> WHAT TO DO:
Copy out the entries in full and with complete accuracy; pictures are excluded.

Figure content listings
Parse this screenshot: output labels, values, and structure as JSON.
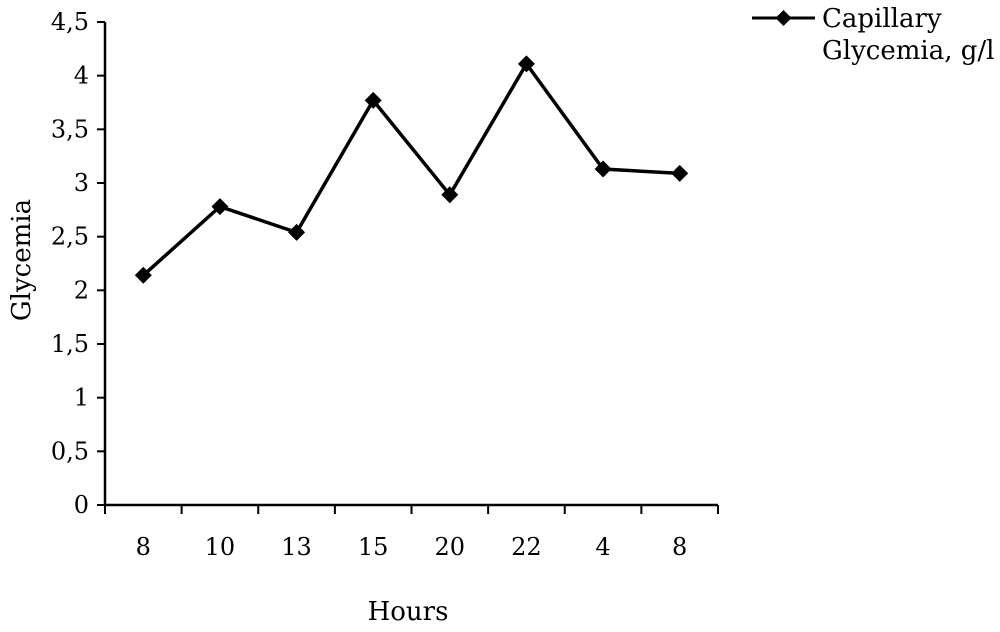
{
  "chart_data": {
    "type": "line",
    "categories": [
      "8",
      "10",
      "13",
      "15",
      "20",
      "22",
      "4",
      "8"
    ],
    "series": [
      {
        "name": "Capillary Glycemia, g/l",
        "values": [
          2.14,
          2.78,
          2.54,
          3.77,
          2.89,
          4.11,
          3.13,
          3.09
        ]
      }
    ],
    "xlabel": "Hours",
    "ylabel": "Glycemia",
    "ylim": [
      0,
      4.5
    ],
    "yticks": [
      "0",
      "0,5",
      "1",
      "1,5",
      "2",
      "2,5",
      "3",
      "3,5",
      "4",
      "4,5"
    ],
    "legend_lines": [
      "Capillary",
      "Glycemia, g/l"
    ],
    "legend_position": "top-right",
    "grid": false,
    "marker": "diamond",
    "color": "#000000"
  }
}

> REPLY:
Parse this screenshot: output labels, values, and structure as JSON.
{
  "chart_data": {
    "type": "line",
    "categories": [
      "8",
      "10",
      "13",
      "15",
      "20",
      "22",
      "4",
      "8"
    ],
    "series": [
      {
        "name": "Capillary Glycemia, g/l",
        "values": [
          2.14,
          2.78,
          2.54,
          3.77,
          2.89,
          4.11,
          3.13,
          3.09
        ]
      }
    ],
    "xlabel": "Hours",
    "ylabel": "Glycemia",
    "ylim": [
      0,
      4.5
    ],
    "yticks": [
      "0",
      "0,5",
      "1",
      "1,5",
      "2",
      "2,5",
      "3",
      "3,5",
      "4",
      "4,5"
    ],
    "legend_lines": [
      "Capillary",
      "Glycemia, g/l"
    ],
    "legend_position": "top-right",
    "grid": false,
    "marker": "diamond",
    "color": "#000000"
  }
}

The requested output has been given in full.